■ **Task directions**:
Each record below is to be copied word for word, with pictures removed.

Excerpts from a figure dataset
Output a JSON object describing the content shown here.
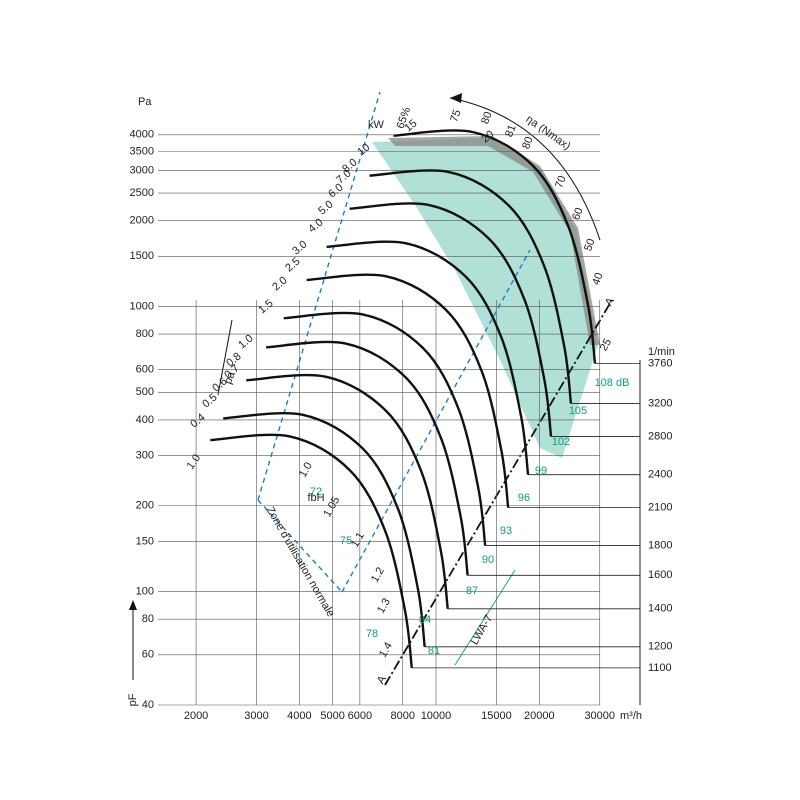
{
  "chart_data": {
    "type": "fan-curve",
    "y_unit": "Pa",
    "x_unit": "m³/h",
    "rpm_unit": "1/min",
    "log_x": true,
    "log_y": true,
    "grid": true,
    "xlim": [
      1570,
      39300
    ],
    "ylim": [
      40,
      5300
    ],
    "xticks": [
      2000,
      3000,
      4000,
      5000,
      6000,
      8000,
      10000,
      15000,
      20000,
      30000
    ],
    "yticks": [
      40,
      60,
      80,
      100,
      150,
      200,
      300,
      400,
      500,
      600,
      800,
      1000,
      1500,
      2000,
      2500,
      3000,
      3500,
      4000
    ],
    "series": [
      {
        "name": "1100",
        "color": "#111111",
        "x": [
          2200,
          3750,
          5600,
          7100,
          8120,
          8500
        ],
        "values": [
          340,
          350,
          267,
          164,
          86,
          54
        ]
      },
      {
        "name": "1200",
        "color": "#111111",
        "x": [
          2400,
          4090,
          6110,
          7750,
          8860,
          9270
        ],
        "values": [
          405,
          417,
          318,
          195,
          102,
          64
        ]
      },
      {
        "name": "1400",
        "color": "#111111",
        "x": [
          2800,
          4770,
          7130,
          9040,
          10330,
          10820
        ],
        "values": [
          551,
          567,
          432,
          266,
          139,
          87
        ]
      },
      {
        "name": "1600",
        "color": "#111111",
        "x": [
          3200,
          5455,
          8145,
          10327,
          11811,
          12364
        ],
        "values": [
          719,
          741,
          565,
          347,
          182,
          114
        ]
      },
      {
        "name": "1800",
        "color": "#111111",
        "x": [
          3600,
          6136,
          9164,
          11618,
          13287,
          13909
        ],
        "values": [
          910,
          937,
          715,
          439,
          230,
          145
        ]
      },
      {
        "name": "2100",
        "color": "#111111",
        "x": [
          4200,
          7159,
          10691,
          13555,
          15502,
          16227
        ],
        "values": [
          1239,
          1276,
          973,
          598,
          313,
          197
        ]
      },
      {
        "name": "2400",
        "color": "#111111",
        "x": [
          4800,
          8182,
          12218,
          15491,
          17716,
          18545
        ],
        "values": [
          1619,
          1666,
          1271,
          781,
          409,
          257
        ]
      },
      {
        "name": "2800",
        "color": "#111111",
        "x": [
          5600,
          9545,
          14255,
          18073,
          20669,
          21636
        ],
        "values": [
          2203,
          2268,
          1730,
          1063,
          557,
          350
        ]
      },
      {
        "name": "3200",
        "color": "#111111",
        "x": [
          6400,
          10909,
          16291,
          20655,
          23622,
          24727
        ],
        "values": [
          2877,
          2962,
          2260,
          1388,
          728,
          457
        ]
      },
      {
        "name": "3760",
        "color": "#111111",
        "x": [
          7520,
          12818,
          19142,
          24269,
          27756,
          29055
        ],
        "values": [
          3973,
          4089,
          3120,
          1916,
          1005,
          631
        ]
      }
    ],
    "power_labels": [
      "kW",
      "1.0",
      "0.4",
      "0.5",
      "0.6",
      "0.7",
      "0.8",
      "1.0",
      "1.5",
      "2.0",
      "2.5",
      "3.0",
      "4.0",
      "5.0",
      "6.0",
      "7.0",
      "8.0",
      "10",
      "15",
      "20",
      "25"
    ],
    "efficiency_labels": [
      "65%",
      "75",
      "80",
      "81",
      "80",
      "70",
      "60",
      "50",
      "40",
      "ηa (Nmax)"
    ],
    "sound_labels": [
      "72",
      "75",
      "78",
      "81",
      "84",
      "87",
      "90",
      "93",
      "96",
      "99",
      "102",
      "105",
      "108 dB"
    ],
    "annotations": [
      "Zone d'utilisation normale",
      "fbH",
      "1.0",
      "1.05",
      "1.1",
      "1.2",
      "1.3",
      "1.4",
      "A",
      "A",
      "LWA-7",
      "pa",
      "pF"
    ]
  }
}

■ **Right answer**:
Output a JSON object describing the content shown here.
{
  "chart_data": {
    "type": "fan-curve",
    "y_unit": "Pa",
    "x_unit": "m³/h",
    "rpm_unit": "1/min",
    "log_x": true,
    "log_y": true,
    "grid": true,
    "xlim": [
      1570,
      39300
    ],
    "ylim": [
      40,
      5300
    ],
    "xticks": [
      2000,
      3000,
      4000,
      5000,
      6000,
      8000,
      10000,
      15000,
      20000,
      30000
    ],
    "yticks": [
      40,
      60,
      80,
      100,
      150,
      200,
      300,
      400,
      500,
      600,
      800,
      1000,
      1500,
      2000,
      2500,
      3000,
      3500,
      4000
    ],
    "series": [
      {
        "name": "1100",
        "color": "#111111",
        "x": [
          2200,
          3750,
          5600,
          7100,
          8120,
          8500
        ],
        "values": [
          340,
          350,
          267,
          164,
          86,
          54
        ]
      },
      {
        "name": "1200",
        "color": "#111111",
        "x": [
          2400,
          4090,
          6110,
          7750,
          8860,
          9270
        ],
        "values": [
          405,
          417,
          318,
          195,
          102,
          64
        ]
      },
      {
        "name": "1400",
        "color": "#111111",
        "x": [
          2800,
          4770,
          7130,
          9040,
          10330,
          10820
        ],
        "values": [
          551,
          567,
          432,
          266,
          139,
          87
        ]
      },
      {
        "name": "1600",
        "color": "#111111",
        "x": [
          3200,
          5455,
          8145,
          10327,
          11811,
          12364
        ],
        "values": [
          719,
          741,
          565,
          347,
          182,
          114
        ]
      },
      {
        "name": "1800",
        "color": "#111111",
        "x": [
          3600,
          6136,
          9164,
          11618,
          13287,
          13909
        ],
        "values": [
          910,
          937,
          715,
          439,
          230,
          145
        ]
      },
      {
        "name": "2100",
        "color": "#111111",
        "x": [
          4200,
          7159,
          10691,
          13555,
          15502,
          16227
        ],
        "values": [
          1239,
          1276,
          973,
          598,
          313,
          197
        ]
      },
      {
        "name": "2400",
        "color": "#111111",
        "x": [
          4800,
          8182,
          12218,
          15491,
          17716,
          18545
        ],
        "values": [
          1619,
          1666,
          1271,
          781,
          409,
          257
        ]
      },
      {
        "name": "2800",
        "color": "#111111",
        "x": [
          5600,
          9545,
          14255,
          18073,
          20669,
          21636
        ],
        "values": [
          2203,
          2268,
          1730,
          1063,
          557,
          350
        ]
      },
      {
        "name": "3200",
        "color": "#111111",
        "x": [
          6400,
          10909,
          16291,
          20655,
          23622,
          24727
        ],
        "values": [
          2877,
          2962,
          2260,
          1388,
          728,
          457
        ]
      },
      {
        "name": "3760",
        "color": "#111111",
        "x": [
          7520,
          12818,
          19142,
          24269,
          27756,
          29055
        ],
        "values": [
          3973,
          4089,
          3120,
          1916,
          1005,
          631
        ]
      }
    ],
    "power_labels": [
      "kW",
      "1.0",
      "0.4",
      "0.5",
      "0.6",
      "0.7",
      "0.8",
      "1.0",
      "1.5",
      "2.0",
      "2.5",
      "3.0",
      "4.0",
      "5.0",
      "6.0",
      "7.0",
      "8.0",
      "10",
      "15",
      "20",
      "25"
    ],
    "efficiency_labels": [
      "65%",
      "75",
      "80",
      "81",
      "80",
      "70",
      "60",
      "50",
      "40",
      "ηa (Nmax)"
    ],
    "sound_labels": [
      "72",
      "75",
      "78",
      "81",
      "84",
      "87",
      "90",
      "93",
      "96",
      "99",
      "102",
      "105",
      "108 dB"
    ],
    "annotations": [
      "Zone d'utilisation normale",
      "fbH",
      "1.0",
      "1.05",
      "1.1",
      "1.2",
      "1.3",
      "1.4",
      "A",
      "A",
      "LWA-7",
      "pa",
      "pF"
    ]
  }
}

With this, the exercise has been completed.